[Records contained in a dataset]
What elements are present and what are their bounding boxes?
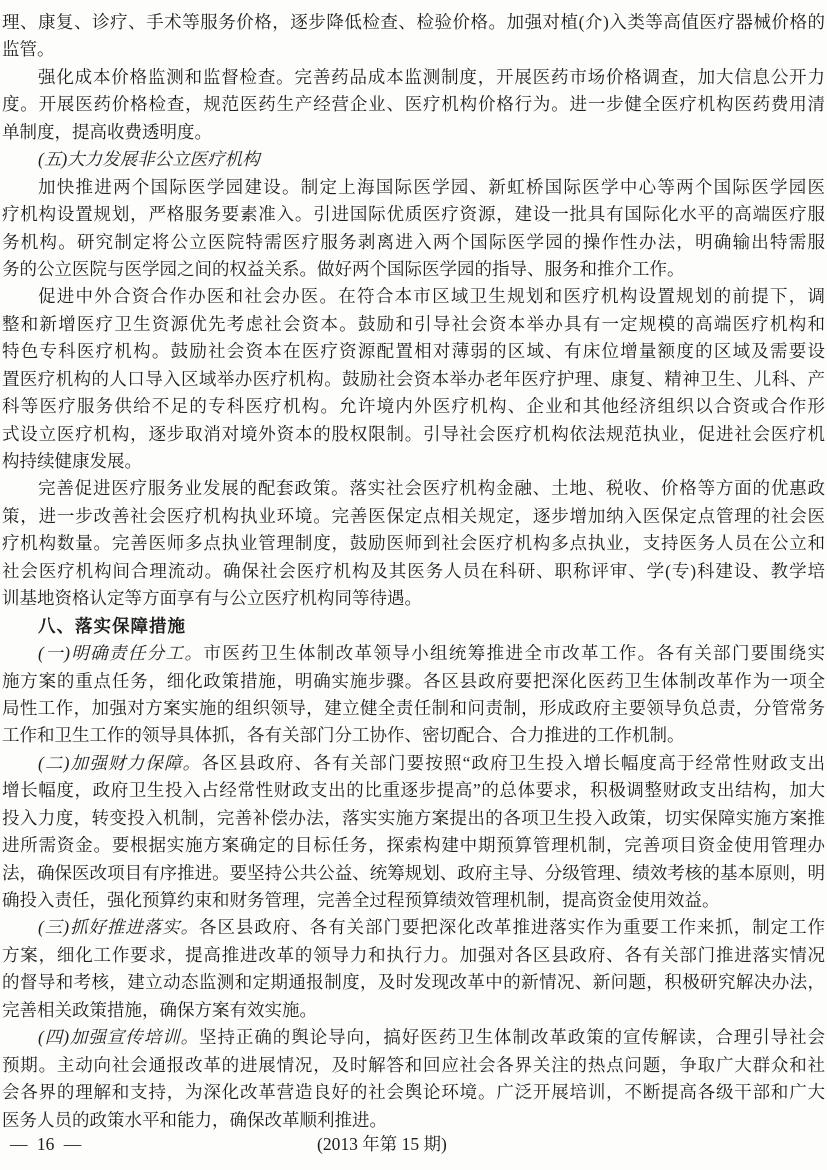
clause-lead: (三)抓好推进落实。 <box>38 917 199 937</box>
text-line: 医务人员的政策水平和能力，确保改革顺利推进。 <box>2 1107 825 1134</box>
text-line: (五)大力发展非公立医疗机构 <box>2 146 825 173</box>
text-line: 完善相关政策措施，确保方案有效实施。 <box>2 997 825 1024</box>
text-line: 进所需资金。要根据实施方案确定的目标任务，探索构建中期预算管理机制，完善项目资金… <box>2 832 825 859</box>
text-line: 局性工作，加强对方案实施的组织领导，建立健全责任制和问责制，形成政府主要领导负总… <box>2 695 825 722</box>
paragraph: (一)明确责任分工。市医药卫生体制改革领导小组统筹推进全市改革工作。各有关部门要… <box>2 640 825 750</box>
text-line: 科等医疗服务供给不足的专科医疗机构。允许境内外医疗机构、企业和其他经济组织以合资… <box>2 393 825 420</box>
text-line: 疗机构数量。完善医师多点执业管理制度，鼓励医师到社会医疗机构多点执业，支持医务人… <box>2 530 825 557</box>
line-text: 坚持正确的舆论导向，搞好医药卫生体制改革政策的宣传解读，合理引导社会 <box>199 1027 825 1047</box>
text-line: 务机构。研究制定将公立医院特需医疗服务剥离进入两个国际医学园的操作性办法，明确输… <box>2 229 825 256</box>
page-footer: — 16 — (2013 年第 15 期) <box>2 1131 825 1161</box>
text-line: 理、康复、诊疗、手术等服务价格，逐步降低检查、检验价格。加强对植(介)入类等高值… <box>2 9 825 36</box>
text-line: 置医疗机构的人口导入区域举办医疗机构。鼓励社会资本举办老年医疗护理、康复、精神卫… <box>2 366 825 393</box>
text-line: (二)加强财力保障。各区县政府、各有关部门要按照“政府卫生投入增长幅度高于经常性… <box>2 750 825 777</box>
issue-label: (2013 年第 15 期) <box>317 1131 447 1158</box>
text-line: 监管。 <box>2 36 825 63</box>
line-text: 各区县政府、各有关部门要按照“政府卫生投入增长幅度高于经常性财政支出 <box>201 753 825 773</box>
text-line: 特色专科医疗机构。鼓励社会资本在医疗资源配置相对薄弱的区域、有床位增量额度的区域… <box>2 338 825 365</box>
text-line: 训基地资格认定等方面享有与公立医疗机构同等待遇。 <box>2 585 825 612</box>
text-line: 工作和卫生工作的领导具体抓，各有关部门分工协作、密切配合、合力推进的工作机制。 <box>2 722 825 749</box>
document-text: 理、康复、诊疗、手术等服务价格，逐步降低检查、检验价格。加强对植(介)入类等高值… <box>2 9 825 1134</box>
text-line: 促进中外合资合作办医和社会办医。在符合本市区域卫生规划和医疗机构设置规划的前提下… <box>2 283 825 310</box>
text-line: 完善促进医疗服务业发展的配套政策。落实社会医疗机构金融、土地、税收、价格等方面的… <box>2 475 825 502</box>
text-line: (三)抓好推进落实。各区县政府、各有关部门要把深化改革推进落实作为重要工作来抓，… <box>2 914 825 941</box>
text-line: (四)加强宣传培训。坚持正确的舆论导向，搞好医药卫生体制改革政策的宣传解读，合理… <box>2 1024 825 1051</box>
text-line: 强化成本价格监测和监督检查。完善药品成本监测制度，开展医药市场价格调查，加大信息… <box>2 64 825 91</box>
text-line: 增长幅度，政府卫生投入占经常性财政支出的比重逐步提高”的总体要求，积极调整财政支… <box>2 777 825 804</box>
text-line: 预期。主动向社会通报改革的进展情况，及时解答和回应社会各界关注的热点问题，争取广… <box>2 1052 825 1079</box>
paragraph: 强化成本价格监测和监督检查。完善药品成本监测制度，开展医药市场价格调查，加大信息… <box>2 64 825 146</box>
paragraph: (四)加强宣传培训。坚持正确的舆论导向，搞好医药卫生体制改革政策的宣传解读，合理… <box>2 1024 825 1134</box>
document-page: 理、康复、诊疗、手术等服务价格，逐步降低检查、检验价格。加强对植(介)入类等高值… <box>0 0 827 1170</box>
clause-lead: (二)加强财力保障。 <box>38 753 201 773</box>
text-line: 法，确保医改项目有序推进。要坚持公共公益、统筹规划、政府主导、分级管理、绩效考核… <box>2 860 825 887</box>
clause-lead: (四)加强宣传培训。 <box>38 1027 199 1047</box>
text-line: 的督导和考核，建立动态监测和定期通报制度，及时发现改革中的新情况、新问题，积极研… <box>2 969 825 996</box>
text-line: 度。开展医药价格检查，规范医药生产经营企业、医疗机构价格行为。进一步健全医疗机构… <box>2 91 825 118</box>
paragraph: (三)抓好推进落实。各区县政府、各有关部门要把深化改革推进落实作为重要工作来抓，… <box>2 914 825 1024</box>
text-line: 八、落实保障措施 <box>2 613 825 640</box>
paragraph: 加快推进两个国际医学园建设。制定上海国际医学园、新虹桥国际医学中心等两个国际医学… <box>2 174 825 284</box>
text-line: 投入力度，转变投入机制，完善补偿办法，落实实施方案提出的各项卫生投入政策，切实保… <box>2 805 825 832</box>
text-line: 单制度，提高收费透明度。 <box>2 119 825 146</box>
page-number: — 16 — <box>10 1131 81 1158</box>
text-line: 会各界的理解和支持，为深化改革营造良好的社会舆论环境。广泛开展培训，不断提高各级… <box>2 1079 825 1106</box>
paragraph: (二)加强财力保障。各区县政府、各有关部门要按照“政府卫生投入增长幅度高于经常性… <box>2 750 825 915</box>
paragraph: 促进中外合资合作办医和社会办医。在符合本市区域卫生规划和医疗机构设置规划的前提下… <box>2 283 825 475</box>
text-line: 加快推进两个国际医学园建设。制定上海国际医学园、新虹桥国际医学中心等两个国际医学… <box>2 174 825 201</box>
text-line: 式设立医疗机构，逐步取消对境外资本的股权限制。引导社会医疗机构依法规范执业，促进… <box>2 421 825 448</box>
text-line: 社会医疗机构间合理流动。确保社会医疗机构及其医务人员在科研、职称评审、学(专)科… <box>2 558 825 585</box>
text-line: 策，进一步改善社会医疗机构执业环境。完善医保定点相关规定，逐步增加纳入医保定点管… <box>2 503 825 530</box>
text-line: (一)明确责任分工。市医药卫生体制改革领导小组统筹推进全市改革工作。各有关部门要… <box>2 640 825 667</box>
paragraph: 理、康复、诊疗、手术等服务价格，逐步降低检查、检验价格。加强对植(介)入类等高值… <box>2 9 825 64</box>
text-line: 务的公立医院与医学园之间的权益关系。做好两个国际医学园的指导、服务和推介工作。 <box>2 256 825 283</box>
text-line: 施方案的重点任务，细化政策措施，明确实施步骤。各区县政府要把深化医药卫生体制改革… <box>2 668 825 695</box>
text-line: 构持续健康发展。 <box>2 448 825 475</box>
text-line: 方案，细化工作要求，提高推进改革的领导力和执行力。加强对各区县政府、各有关部门推… <box>2 942 825 969</box>
text-line: 疗机构设置规划，严格服务要素准入。引进国际优质医疗资源，建设一批具有国际化水平的… <box>2 201 825 228</box>
clause-lead: (一)明确责任分工。 <box>38 643 203 663</box>
line-text: 市医药卫生体制改革领导小组统筹推进全市改革工作。各有关部门要围绕实 <box>203 643 825 663</box>
kai-heading: (五)大力发展非公立医疗机构 <box>2 146 825 173</box>
text-line: 确投入责任，强化预算约束和财务管理，完善全过程预算绩效管理机制，提高资金使用效益… <box>2 887 825 914</box>
text-line: 整和新增医疗卫生资源优先考虑社会资本。鼓励和引导社会资本举办具有一定规模的高端医… <box>2 311 825 338</box>
bold-heading: 八、落实保障措施 <box>2 613 825 640</box>
paragraph: 完善促进医疗服务业发展的配套政策。落实社会医疗机构金融、土地、税收、价格等方面的… <box>2 475 825 612</box>
line-text: 各区县政府、各有关部门要把深化改革推进落实作为重要工作来抓，制定工作 <box>199 917 825 937</box>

### [EXERCISE DESCRIPTION]
Retype everything from the line containing "clause-lead: (三)抓好推进落实。 <box>38" down to the line containing "text-line: 工作和卫生工作的领导具体抓，各有关部门分工协作、密切配合、合力推进的工作机制。 <box>2", keeping both of those lines and changing nothing.

### [CORRECT RESPONSE]
clause-lead: (三)抓好推进落实。 <box>38 917 199 937</box>
text-line: 医务人员的政策水平和能力，确保改革顺利推进。 <box>2 1107 825 1134</box>
text-line: (五)大力发展非公立医疗机构 <box>2 146 825 173</box>
text-line: 完善相关政策措施，确保方案有效实施。 <box>2 997 825 1024</box>
text-line: 进所需资金。要根据实施方案确定的目标任务，探索构建中期预算管理机制，完善项目资金… <box>2 832 825 859</box>
text-line: 局性工作，加强对方案实施的组织领导，建立健全责任制和问责制，形成政府主要领导负总… <box>2 695 825 722</box>
paragraph: (一)明确责任分工。市医药卫生体制改革领导小组统筹推进全市改革工作。各有关部门要… <box>2 640 825 750</box>
text-line: 科等医疗服务供给不足的专科医疗机构。允许境内外医疗机构、企业和其他经济组织以合资… <box>2 393 825 420</box>
text-line: 疗机构数量。完善医师多点执业管理制度，鼓励医师到社会医疗机构多点执业，支持医务人… <box>2 530 825 557</box>
line-text: 坚持正确的舆论导向，搞好医药卫生体制改革政策的宣传解读，合理引导社会 <box>199 1027 825 1047</box>
text-line: 务机构。研究制定将公立医院特需医疗服务剥离进入两个国际医学园的操作性办法，明确输… <box>2 229 825 256</box>
page-footer: — 16 — (2013 年第 15 期) <box>2 1131 825 1161</box>
text-line: 理、康复、诊疗、手术等服务价格，逐步降低检查、检验价格。加强对植(介)入类等高值… <box>2 9 825 36</box>
text-line: 置医疗机构的人口导入区域举办医疗机构。鼓励社会资本举办老年医疗护理、康复、精神卫… <box>2 366 825 393</box>
text-line: (二)加强财力保障。各区县政府、各有关部门要按照“政府卫生投入增长幅度高于经常性… <box>2 750 825 777</box>
issue-label: (2013 年第 15 期) <box>317 1131 447 1158</box>
text-line: 监管。 <box>2 36 825 63</box>
line-text: 各区县政府、各有关部门要按照“政府卫生投入增长幅度高于经常性财政支出 <box>201 753 825 773</box>
text-line: 特色专科医疗机构。鼓励社会资本在医疗资源配置相对薄弱的区域、有床位增量额度的区域… <box>2 338 825 365</box>
text-line: 训基地资格认定等方面享有与公立医疗机构同等待遇。 <box>2 585 825 612</box>
text-line: 工作和卫生工作的领导具体抓，各有关部门分工协作、密切配合、合力推进的工作机制。 <box>2 722 825 749</box>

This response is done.